* [YOUR TASK]: Throughout the material below, tally the lines containing "were" and give the total with no accompanying text.

++++++++++

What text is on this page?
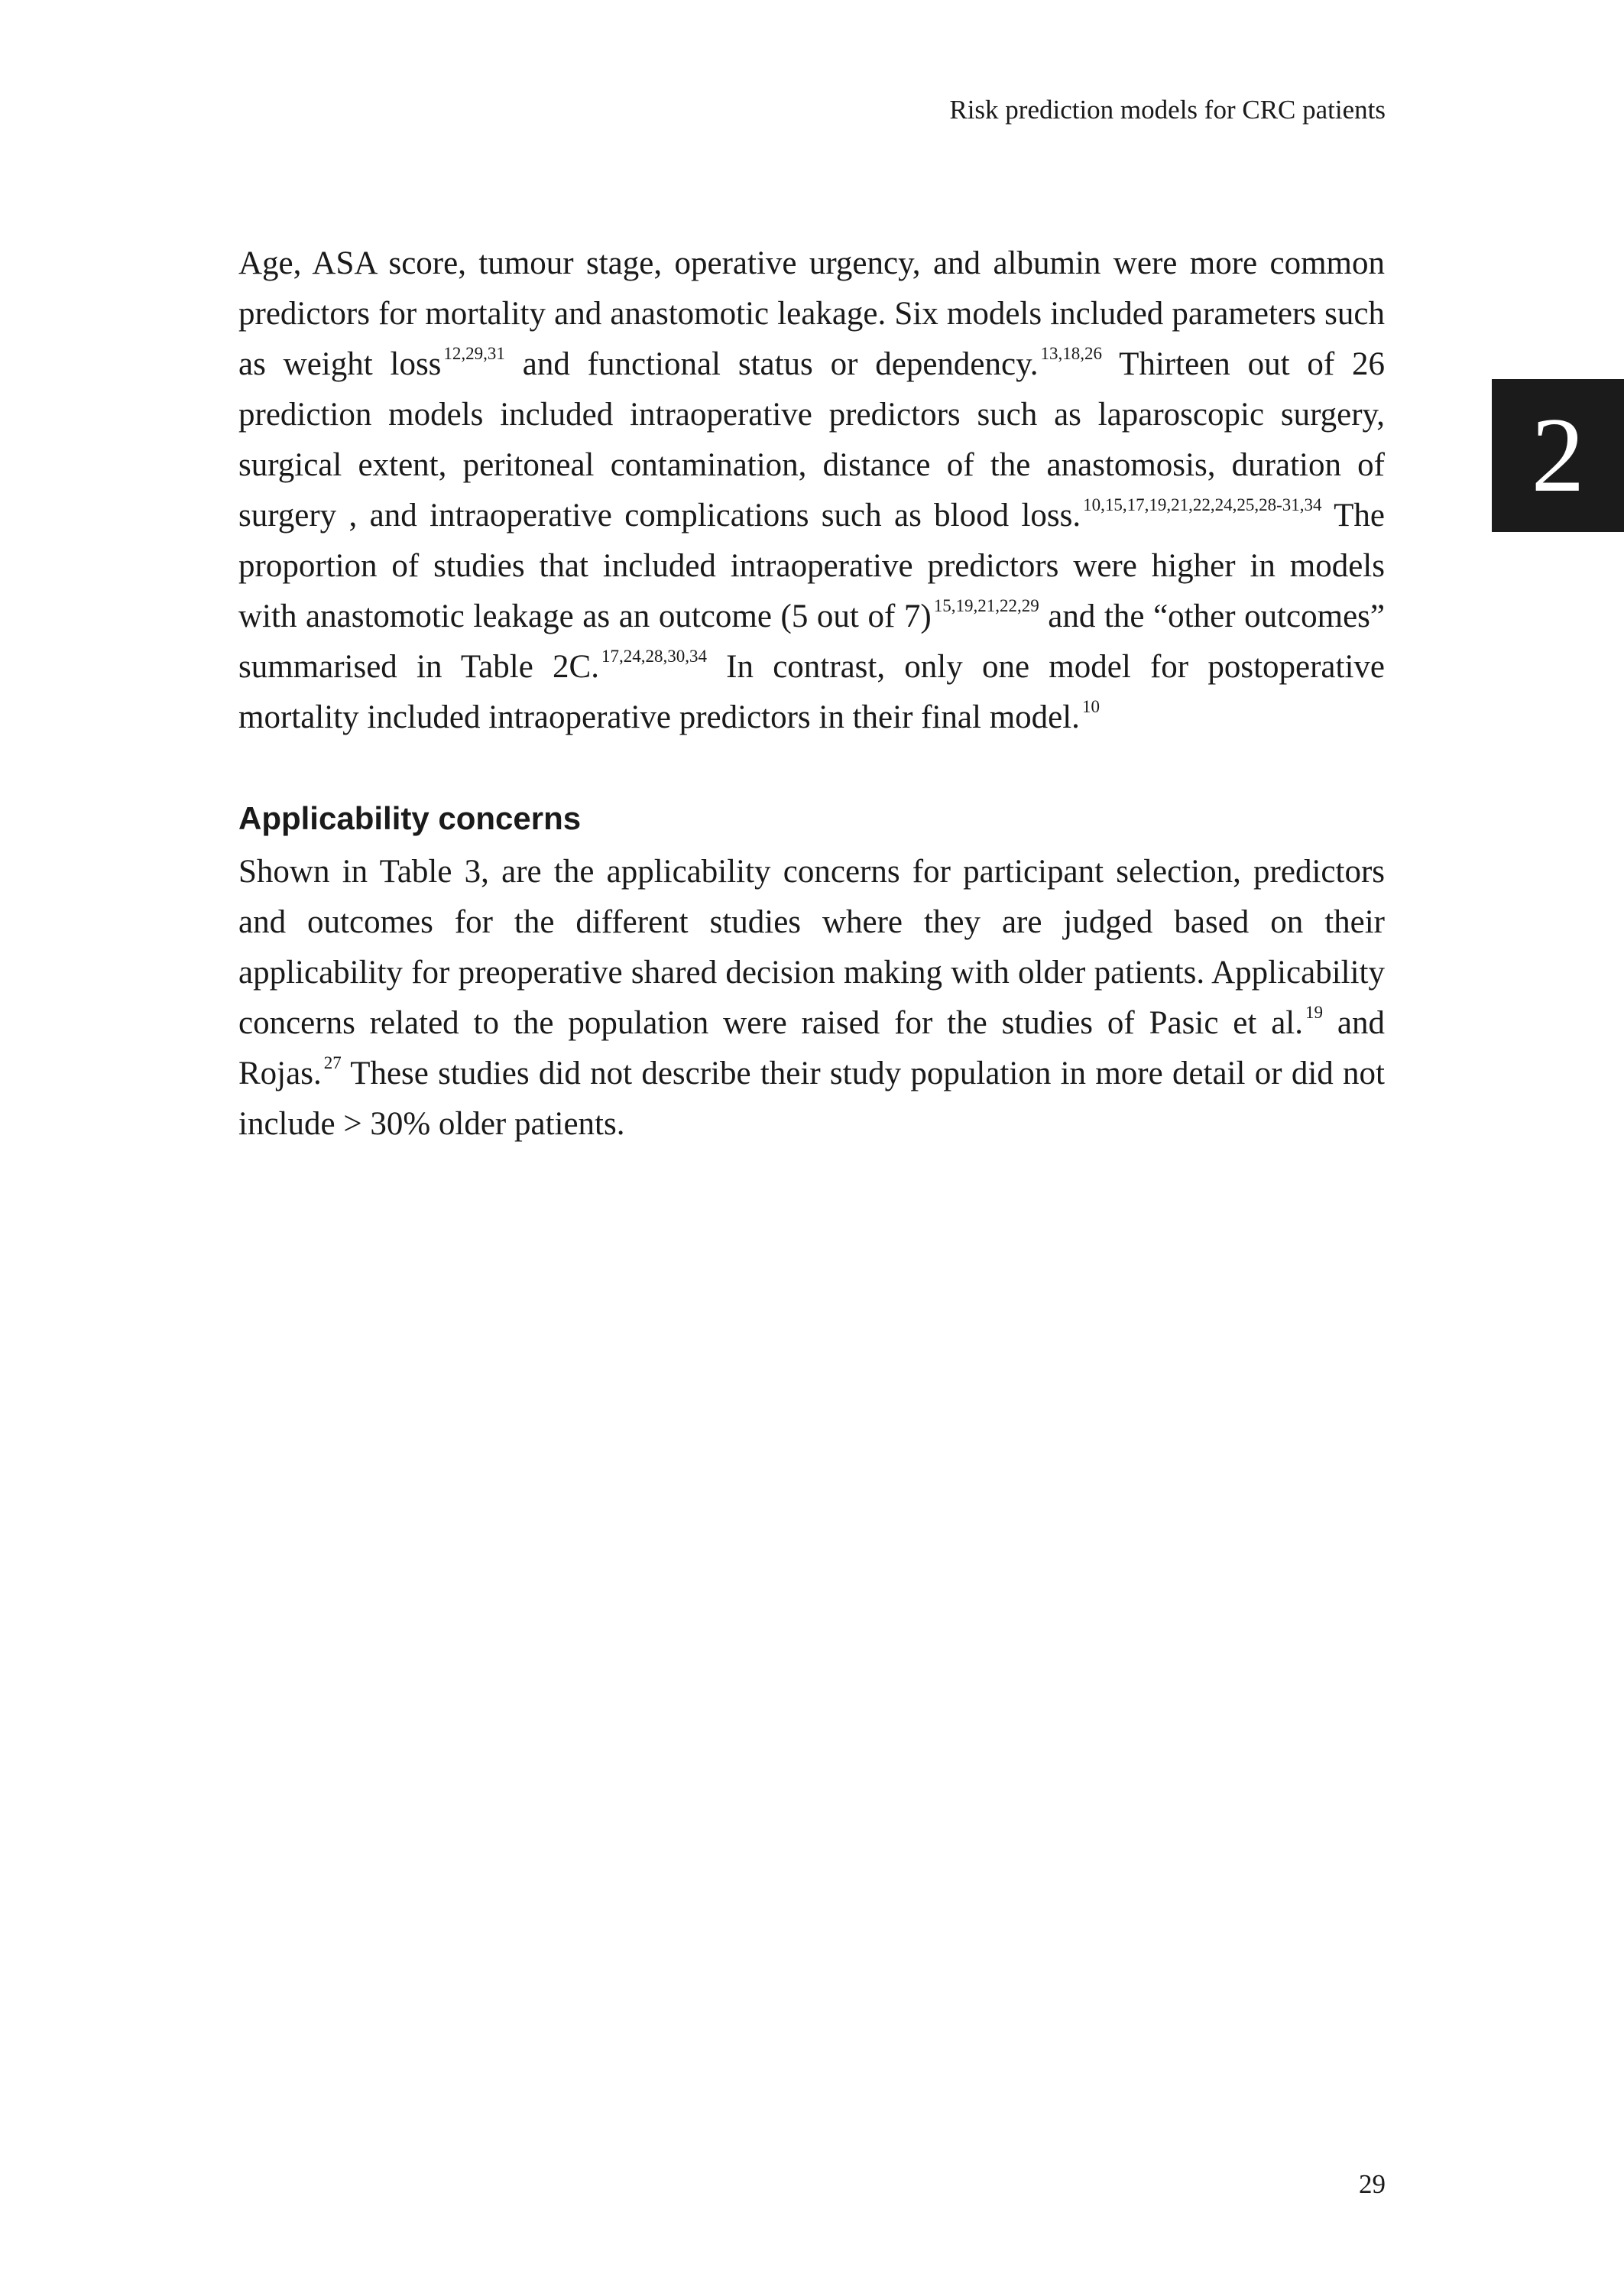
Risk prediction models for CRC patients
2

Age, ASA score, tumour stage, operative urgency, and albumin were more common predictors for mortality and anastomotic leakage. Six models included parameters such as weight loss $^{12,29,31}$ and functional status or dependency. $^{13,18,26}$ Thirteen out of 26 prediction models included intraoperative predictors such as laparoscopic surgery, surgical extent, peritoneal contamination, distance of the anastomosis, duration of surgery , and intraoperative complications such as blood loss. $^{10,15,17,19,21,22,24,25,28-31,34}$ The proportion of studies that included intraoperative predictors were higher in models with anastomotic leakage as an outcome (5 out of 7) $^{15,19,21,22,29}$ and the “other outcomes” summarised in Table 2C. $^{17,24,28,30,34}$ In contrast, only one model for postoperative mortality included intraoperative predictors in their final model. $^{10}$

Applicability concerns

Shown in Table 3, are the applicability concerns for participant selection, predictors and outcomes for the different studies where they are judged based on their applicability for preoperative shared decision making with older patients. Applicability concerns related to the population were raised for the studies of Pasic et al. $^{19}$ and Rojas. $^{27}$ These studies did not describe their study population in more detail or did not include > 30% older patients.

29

++++++++++

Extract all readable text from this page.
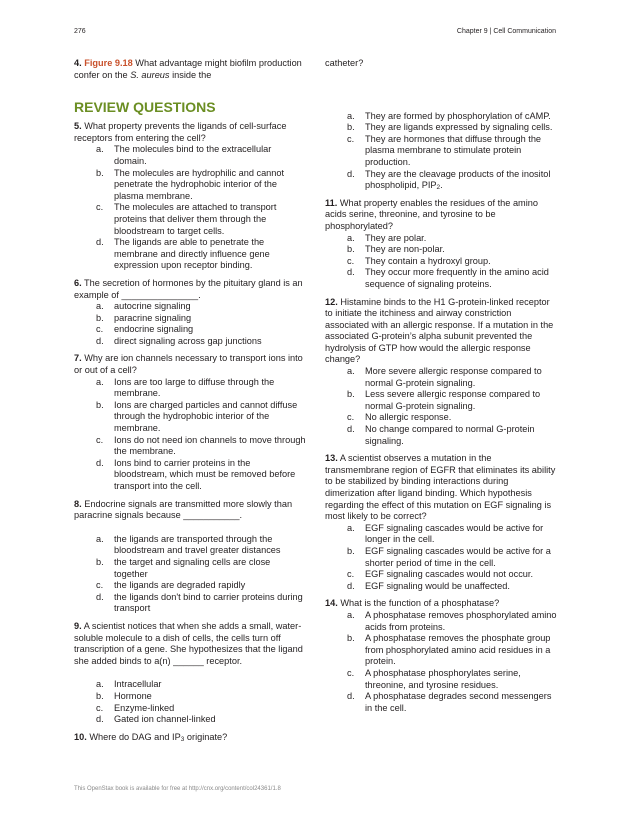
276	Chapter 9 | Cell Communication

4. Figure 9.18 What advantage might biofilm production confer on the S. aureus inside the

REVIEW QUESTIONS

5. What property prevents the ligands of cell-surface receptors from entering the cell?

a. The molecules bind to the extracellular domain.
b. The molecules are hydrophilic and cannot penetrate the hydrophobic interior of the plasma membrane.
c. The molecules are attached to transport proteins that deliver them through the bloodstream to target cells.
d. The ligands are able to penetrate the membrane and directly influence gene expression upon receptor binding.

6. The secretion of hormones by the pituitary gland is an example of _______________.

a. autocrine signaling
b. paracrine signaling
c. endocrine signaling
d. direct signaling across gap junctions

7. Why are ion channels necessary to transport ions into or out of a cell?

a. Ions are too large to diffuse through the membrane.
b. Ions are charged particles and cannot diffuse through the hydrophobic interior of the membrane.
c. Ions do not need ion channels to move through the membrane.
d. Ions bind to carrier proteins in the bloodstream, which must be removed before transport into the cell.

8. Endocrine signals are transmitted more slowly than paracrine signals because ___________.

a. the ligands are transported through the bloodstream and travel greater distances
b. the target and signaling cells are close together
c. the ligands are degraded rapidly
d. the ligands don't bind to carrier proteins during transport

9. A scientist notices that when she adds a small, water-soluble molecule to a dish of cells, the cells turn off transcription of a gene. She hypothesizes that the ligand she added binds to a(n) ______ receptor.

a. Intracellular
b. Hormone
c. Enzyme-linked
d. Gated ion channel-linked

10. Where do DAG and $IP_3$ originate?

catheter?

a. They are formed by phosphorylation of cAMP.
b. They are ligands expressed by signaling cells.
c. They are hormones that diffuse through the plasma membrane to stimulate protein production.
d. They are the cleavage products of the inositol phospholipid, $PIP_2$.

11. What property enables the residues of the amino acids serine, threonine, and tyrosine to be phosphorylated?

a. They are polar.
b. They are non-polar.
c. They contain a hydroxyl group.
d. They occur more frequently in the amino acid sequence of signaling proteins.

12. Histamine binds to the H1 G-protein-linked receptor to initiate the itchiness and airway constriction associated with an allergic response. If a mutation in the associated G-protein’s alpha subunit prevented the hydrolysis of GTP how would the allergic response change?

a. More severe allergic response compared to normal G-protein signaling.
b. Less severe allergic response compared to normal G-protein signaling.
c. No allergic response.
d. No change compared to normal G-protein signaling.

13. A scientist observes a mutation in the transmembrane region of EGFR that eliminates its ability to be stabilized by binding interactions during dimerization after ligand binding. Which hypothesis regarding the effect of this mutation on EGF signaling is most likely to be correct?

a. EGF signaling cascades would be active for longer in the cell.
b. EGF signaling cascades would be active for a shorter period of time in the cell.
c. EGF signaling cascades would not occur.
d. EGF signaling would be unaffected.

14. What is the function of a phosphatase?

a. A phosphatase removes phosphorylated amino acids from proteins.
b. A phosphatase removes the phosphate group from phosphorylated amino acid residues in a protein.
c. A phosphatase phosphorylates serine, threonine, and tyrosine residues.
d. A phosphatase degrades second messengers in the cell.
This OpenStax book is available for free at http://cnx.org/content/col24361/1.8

++++++++++

* [TASK OUTPUT]: 2